--- begin Data ---

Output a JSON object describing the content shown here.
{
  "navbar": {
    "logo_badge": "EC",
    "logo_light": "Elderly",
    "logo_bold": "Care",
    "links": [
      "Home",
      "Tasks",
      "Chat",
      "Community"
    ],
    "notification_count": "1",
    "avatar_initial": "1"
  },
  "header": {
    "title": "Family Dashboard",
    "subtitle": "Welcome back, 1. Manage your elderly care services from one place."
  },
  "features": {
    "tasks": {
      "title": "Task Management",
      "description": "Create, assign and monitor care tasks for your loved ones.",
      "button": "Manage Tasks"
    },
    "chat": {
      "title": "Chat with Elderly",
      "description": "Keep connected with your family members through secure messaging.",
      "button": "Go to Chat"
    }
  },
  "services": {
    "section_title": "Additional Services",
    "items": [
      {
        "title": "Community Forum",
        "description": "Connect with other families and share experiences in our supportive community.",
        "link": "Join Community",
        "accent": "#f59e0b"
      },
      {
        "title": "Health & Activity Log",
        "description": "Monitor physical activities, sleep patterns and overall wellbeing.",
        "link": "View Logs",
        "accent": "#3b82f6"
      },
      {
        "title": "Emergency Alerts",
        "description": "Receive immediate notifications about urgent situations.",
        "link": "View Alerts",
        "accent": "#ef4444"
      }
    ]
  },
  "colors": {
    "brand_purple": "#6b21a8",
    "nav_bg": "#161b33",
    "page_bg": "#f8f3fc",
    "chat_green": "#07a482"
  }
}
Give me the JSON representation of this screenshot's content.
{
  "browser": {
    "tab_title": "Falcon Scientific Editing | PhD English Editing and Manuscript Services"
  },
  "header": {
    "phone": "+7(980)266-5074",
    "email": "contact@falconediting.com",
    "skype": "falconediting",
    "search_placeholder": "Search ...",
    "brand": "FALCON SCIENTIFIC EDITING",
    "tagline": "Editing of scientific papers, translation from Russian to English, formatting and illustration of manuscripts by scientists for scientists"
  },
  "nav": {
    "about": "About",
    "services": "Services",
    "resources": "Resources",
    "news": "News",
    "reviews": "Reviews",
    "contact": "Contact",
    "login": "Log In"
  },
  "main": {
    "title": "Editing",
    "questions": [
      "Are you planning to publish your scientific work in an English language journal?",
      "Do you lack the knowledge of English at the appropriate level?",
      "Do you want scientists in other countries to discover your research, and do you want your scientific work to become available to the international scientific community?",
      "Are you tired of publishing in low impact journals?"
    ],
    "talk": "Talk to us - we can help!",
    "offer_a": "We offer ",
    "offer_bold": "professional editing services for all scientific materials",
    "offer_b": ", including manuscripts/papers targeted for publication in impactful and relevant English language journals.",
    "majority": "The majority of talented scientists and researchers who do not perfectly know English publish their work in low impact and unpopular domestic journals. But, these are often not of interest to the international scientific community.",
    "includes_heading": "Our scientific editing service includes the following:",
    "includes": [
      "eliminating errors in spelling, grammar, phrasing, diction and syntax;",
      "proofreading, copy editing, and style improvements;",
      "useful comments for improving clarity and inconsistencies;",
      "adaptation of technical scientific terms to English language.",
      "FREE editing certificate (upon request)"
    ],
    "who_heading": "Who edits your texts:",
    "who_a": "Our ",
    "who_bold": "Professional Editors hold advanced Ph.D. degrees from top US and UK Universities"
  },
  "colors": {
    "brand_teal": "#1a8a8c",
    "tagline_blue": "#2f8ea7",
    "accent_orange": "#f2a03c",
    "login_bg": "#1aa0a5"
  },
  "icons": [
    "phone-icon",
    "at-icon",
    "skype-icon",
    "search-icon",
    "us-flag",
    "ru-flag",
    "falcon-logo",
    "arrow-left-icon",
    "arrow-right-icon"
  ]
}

--- end Data ---

[Your goal]
Go through the material and select each line with the string "international" in it.

[Response to the task]
      "Do you want scientists in other countries to discover your research, and do you want your scientific work to become available to the international scientific community?",
    "majority": "The majority of talented scientists and researchers who do not perfectly know English publish their work in low impact and unpopular domestic journals. But, these are often not of interest to the international scientific community.",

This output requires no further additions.